— What you are asked to do —
Return every line of the data below that includes the string "fill".

— Available data —
** START **

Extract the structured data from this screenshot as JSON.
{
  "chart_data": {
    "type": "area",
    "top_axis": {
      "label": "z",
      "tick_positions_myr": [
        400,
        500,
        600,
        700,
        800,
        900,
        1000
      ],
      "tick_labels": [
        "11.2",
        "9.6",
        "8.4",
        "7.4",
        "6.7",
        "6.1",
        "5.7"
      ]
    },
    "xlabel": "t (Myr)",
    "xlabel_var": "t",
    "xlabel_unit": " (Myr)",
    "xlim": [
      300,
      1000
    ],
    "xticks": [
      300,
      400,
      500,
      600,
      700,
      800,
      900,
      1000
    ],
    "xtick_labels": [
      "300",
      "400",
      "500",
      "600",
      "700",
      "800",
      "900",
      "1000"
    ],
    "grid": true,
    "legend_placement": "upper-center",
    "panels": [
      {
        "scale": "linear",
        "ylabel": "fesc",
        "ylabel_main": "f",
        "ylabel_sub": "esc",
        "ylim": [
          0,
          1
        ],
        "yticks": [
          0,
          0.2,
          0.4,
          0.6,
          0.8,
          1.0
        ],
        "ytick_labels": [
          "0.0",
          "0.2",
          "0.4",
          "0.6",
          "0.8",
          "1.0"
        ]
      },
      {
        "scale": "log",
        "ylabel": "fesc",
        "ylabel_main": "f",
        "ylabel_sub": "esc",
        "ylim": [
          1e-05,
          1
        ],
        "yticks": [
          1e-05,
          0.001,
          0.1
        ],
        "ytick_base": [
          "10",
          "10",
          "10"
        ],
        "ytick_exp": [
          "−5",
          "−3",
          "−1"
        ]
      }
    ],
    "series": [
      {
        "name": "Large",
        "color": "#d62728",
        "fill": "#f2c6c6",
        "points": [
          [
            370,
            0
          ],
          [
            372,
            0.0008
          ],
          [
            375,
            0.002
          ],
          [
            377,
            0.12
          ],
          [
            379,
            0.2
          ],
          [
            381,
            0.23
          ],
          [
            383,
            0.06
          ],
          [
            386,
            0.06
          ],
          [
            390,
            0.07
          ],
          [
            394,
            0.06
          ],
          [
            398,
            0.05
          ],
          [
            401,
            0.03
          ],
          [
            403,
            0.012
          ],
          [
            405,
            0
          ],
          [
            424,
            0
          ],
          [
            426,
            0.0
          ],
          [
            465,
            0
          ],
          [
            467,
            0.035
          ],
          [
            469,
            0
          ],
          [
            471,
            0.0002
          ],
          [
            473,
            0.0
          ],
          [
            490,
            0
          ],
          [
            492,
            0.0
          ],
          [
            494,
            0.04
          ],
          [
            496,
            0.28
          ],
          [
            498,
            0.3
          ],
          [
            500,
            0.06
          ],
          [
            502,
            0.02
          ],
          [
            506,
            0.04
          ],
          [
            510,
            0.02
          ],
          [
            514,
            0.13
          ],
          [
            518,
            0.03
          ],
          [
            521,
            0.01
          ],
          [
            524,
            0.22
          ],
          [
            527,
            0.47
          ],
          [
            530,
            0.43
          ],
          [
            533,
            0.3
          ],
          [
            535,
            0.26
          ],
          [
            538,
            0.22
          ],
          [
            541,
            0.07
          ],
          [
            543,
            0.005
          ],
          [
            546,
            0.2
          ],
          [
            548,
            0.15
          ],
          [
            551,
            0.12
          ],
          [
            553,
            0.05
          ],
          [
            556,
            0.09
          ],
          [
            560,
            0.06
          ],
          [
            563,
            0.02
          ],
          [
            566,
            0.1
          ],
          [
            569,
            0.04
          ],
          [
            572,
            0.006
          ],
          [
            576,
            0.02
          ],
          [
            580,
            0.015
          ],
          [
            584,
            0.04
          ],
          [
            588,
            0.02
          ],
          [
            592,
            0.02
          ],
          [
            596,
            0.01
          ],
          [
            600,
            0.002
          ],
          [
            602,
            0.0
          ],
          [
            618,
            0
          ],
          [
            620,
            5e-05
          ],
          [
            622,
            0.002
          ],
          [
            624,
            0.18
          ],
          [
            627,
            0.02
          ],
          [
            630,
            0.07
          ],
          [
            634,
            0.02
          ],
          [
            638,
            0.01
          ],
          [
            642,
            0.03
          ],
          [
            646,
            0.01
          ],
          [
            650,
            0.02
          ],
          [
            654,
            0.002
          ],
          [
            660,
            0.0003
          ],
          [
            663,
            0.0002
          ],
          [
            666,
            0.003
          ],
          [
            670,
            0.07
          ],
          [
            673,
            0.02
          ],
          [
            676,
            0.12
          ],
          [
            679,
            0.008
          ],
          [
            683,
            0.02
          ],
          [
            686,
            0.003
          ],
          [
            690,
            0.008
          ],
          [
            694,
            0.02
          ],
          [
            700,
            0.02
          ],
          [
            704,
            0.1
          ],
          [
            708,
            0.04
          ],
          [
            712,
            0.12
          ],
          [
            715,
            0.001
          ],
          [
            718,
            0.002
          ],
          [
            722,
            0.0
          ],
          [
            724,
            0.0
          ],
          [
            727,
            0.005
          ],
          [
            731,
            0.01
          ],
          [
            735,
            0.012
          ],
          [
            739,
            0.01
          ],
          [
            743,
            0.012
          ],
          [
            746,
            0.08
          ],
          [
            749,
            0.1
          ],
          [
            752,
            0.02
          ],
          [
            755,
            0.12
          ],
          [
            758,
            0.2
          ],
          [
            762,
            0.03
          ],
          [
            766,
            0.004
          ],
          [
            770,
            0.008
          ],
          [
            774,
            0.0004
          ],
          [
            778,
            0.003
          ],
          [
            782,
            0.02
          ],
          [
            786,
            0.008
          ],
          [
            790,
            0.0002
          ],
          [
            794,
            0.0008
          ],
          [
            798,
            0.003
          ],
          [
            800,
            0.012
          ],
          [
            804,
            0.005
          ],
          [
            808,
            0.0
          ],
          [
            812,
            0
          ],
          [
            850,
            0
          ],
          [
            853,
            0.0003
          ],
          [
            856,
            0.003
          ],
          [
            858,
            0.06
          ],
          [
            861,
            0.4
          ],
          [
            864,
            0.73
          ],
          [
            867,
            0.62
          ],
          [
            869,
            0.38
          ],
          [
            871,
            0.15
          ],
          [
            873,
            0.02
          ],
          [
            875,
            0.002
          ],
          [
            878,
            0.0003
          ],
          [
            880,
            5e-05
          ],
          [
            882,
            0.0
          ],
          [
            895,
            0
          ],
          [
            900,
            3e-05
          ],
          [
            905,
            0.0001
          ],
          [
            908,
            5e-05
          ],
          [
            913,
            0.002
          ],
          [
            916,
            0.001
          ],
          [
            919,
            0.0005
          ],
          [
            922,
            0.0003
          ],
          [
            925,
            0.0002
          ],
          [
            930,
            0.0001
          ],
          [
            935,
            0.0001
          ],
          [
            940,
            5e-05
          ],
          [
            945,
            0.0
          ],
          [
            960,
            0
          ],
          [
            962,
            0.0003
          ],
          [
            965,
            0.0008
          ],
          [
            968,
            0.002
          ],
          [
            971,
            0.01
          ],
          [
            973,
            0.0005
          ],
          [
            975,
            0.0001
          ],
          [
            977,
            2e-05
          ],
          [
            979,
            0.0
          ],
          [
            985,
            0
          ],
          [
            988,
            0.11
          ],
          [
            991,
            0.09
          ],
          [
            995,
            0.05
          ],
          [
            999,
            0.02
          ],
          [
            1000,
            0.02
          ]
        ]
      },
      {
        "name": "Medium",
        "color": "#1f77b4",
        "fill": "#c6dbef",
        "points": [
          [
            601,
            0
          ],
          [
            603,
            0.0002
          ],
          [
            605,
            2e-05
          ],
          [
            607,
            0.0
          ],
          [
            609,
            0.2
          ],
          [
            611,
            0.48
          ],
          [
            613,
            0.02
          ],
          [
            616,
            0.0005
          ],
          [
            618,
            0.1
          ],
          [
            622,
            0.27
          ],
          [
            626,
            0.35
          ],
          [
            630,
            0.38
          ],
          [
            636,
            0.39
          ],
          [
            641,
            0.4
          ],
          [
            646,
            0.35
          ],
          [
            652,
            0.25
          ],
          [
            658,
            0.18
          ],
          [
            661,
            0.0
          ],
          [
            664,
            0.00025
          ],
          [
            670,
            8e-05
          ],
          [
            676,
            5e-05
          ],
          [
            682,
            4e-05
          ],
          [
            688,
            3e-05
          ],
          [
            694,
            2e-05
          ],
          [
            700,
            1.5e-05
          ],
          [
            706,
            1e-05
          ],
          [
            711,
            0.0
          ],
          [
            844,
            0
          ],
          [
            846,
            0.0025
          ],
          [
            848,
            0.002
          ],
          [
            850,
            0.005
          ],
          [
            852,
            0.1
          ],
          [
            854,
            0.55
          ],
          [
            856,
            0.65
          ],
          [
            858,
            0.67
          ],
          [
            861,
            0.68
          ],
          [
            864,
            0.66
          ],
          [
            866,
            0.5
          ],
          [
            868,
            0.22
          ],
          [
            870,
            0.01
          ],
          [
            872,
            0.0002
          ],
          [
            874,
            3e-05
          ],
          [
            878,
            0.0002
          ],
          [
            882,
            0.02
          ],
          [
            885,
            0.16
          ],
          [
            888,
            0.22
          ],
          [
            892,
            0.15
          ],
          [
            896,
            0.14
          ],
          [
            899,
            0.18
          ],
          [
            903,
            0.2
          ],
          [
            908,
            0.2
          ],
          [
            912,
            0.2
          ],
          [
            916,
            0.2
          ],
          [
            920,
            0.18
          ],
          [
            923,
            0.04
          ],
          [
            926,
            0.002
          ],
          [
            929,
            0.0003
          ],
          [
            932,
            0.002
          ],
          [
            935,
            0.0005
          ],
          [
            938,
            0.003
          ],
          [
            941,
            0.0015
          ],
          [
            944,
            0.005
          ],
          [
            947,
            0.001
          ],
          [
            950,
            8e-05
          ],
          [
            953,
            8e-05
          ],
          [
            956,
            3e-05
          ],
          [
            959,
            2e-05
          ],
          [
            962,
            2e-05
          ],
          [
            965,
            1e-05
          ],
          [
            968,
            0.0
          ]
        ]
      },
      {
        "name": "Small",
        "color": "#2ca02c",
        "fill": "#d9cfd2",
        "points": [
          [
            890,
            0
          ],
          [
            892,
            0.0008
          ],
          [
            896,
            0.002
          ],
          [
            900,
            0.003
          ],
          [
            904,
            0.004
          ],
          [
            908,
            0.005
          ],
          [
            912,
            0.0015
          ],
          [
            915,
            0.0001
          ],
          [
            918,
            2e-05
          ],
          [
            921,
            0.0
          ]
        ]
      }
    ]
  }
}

** END **

— Exercise response —
        "fill": "#f2c6c6",
        "fill": "#c6dbef",
        "fill": "#d9cfd2",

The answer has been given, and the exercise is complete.